START Input rows
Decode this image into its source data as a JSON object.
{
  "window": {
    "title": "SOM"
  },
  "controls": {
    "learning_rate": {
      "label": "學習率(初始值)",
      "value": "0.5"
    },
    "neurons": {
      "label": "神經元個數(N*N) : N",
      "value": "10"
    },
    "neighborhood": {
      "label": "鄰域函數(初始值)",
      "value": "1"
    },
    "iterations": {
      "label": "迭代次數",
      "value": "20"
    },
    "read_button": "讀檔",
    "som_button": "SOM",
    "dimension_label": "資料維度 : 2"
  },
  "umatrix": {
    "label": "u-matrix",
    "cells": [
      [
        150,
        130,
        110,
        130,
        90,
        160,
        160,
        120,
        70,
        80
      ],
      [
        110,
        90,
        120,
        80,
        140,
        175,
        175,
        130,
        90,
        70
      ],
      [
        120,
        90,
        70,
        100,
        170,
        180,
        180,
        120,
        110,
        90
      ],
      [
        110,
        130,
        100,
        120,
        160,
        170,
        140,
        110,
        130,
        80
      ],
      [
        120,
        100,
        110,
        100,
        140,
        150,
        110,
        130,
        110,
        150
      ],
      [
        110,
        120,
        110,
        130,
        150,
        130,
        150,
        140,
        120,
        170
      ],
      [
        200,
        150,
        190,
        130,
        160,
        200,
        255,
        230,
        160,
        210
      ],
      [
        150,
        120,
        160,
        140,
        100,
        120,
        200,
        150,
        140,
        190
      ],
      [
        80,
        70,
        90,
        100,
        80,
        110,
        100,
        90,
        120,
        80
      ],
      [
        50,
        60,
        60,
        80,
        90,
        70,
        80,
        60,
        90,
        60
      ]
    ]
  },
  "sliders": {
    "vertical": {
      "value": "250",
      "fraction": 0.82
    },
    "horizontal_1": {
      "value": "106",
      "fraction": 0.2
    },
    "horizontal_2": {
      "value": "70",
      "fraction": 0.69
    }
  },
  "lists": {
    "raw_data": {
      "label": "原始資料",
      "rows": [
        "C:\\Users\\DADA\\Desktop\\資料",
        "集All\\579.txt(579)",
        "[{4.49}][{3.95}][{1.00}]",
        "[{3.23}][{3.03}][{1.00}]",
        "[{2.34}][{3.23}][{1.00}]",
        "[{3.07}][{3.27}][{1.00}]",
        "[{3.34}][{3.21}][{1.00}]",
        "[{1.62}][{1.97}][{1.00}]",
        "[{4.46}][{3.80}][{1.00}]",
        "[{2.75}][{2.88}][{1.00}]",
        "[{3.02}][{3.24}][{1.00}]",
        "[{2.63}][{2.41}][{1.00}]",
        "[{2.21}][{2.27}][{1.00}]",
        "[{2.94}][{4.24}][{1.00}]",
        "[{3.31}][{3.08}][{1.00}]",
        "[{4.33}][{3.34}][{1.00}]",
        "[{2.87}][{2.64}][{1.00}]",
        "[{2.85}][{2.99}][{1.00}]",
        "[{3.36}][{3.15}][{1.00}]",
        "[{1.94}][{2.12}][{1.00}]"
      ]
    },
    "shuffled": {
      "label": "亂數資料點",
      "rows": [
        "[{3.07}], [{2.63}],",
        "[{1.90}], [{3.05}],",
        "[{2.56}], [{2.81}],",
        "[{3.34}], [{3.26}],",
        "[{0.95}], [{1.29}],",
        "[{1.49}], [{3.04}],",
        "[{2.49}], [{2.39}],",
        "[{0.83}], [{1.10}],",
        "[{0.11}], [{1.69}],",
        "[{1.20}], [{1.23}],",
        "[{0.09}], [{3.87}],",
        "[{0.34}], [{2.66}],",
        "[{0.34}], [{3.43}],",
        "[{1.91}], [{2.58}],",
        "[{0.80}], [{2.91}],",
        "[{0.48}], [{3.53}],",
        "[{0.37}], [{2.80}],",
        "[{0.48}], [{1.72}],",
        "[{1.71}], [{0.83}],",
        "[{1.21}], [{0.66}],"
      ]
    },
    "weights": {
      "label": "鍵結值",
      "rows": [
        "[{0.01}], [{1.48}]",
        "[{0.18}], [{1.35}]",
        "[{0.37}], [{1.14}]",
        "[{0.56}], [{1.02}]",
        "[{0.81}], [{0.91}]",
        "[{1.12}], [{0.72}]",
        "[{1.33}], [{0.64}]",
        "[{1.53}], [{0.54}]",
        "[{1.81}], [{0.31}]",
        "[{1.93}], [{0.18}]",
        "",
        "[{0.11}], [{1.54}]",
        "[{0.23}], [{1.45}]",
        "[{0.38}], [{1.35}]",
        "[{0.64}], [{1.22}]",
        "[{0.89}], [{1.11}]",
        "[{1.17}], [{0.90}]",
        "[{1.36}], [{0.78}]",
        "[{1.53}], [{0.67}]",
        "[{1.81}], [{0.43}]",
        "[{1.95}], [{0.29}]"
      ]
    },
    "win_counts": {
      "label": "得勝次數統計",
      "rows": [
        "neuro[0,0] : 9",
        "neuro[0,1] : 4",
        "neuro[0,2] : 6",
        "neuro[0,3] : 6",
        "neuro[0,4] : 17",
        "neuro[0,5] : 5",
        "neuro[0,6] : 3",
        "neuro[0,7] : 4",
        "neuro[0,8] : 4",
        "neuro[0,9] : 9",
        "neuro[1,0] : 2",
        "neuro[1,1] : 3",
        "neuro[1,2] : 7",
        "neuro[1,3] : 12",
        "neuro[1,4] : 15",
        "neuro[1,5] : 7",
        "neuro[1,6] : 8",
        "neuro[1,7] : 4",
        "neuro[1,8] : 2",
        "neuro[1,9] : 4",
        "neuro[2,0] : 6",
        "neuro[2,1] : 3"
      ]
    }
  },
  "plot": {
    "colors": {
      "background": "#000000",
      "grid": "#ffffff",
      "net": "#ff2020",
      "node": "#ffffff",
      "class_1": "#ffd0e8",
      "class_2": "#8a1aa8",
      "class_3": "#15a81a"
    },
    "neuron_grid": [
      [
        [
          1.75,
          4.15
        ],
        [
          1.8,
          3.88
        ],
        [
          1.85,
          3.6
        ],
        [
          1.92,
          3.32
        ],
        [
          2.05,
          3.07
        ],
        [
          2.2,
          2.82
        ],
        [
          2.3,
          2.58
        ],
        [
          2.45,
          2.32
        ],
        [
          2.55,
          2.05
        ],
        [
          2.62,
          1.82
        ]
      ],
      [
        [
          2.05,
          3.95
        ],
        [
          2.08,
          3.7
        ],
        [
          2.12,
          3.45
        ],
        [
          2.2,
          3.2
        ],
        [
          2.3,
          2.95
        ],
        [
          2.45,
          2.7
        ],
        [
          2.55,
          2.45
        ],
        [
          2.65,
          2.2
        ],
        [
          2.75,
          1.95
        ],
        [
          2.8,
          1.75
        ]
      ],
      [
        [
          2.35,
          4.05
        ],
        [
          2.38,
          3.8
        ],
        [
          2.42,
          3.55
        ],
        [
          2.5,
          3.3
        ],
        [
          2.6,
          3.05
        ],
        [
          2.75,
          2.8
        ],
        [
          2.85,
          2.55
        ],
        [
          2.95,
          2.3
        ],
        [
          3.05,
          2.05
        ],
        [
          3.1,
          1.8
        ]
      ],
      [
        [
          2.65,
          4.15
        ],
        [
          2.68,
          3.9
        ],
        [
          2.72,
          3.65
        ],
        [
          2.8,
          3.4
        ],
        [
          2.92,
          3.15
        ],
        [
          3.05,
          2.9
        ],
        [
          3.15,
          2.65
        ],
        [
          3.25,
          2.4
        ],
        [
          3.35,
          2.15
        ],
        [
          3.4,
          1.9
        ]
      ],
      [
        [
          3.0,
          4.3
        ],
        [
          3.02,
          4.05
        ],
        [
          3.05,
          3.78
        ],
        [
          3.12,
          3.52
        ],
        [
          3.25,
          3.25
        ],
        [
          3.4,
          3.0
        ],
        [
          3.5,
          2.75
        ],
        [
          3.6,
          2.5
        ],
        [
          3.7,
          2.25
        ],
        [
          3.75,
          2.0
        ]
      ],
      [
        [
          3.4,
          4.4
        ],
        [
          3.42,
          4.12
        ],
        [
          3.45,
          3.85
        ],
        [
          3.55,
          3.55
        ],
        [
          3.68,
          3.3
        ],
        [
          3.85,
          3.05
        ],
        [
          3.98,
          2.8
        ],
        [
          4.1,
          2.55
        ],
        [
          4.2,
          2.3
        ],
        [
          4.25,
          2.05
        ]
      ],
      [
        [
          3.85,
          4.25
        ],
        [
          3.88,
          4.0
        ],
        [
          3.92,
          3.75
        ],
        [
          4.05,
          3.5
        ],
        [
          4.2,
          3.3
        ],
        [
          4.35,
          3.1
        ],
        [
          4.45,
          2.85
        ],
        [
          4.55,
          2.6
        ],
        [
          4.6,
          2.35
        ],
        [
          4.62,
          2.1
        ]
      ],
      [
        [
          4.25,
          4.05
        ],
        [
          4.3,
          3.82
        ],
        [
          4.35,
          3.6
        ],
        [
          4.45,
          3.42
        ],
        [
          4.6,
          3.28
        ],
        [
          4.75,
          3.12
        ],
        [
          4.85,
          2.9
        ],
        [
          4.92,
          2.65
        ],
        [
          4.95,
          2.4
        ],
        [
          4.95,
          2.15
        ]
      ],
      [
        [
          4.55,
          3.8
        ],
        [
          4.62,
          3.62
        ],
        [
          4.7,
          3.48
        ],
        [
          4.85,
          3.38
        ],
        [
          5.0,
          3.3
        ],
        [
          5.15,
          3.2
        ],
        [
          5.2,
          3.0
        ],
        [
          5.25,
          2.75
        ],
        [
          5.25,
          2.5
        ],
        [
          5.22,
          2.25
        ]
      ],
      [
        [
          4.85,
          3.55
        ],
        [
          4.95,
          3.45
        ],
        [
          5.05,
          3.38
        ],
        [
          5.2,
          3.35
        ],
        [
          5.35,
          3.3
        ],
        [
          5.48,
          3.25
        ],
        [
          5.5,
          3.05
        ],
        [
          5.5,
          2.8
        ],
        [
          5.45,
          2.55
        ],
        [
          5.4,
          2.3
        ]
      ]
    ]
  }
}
END Input rows
> Written problem: Extract every line containing the string "value" from the data above.

> Answer for this exercise:
      "value": "0.5"
      "value": "10"
      "value": "1"
      "value": "20"
      "value": "250",
      "value": "106",
      "value": "70",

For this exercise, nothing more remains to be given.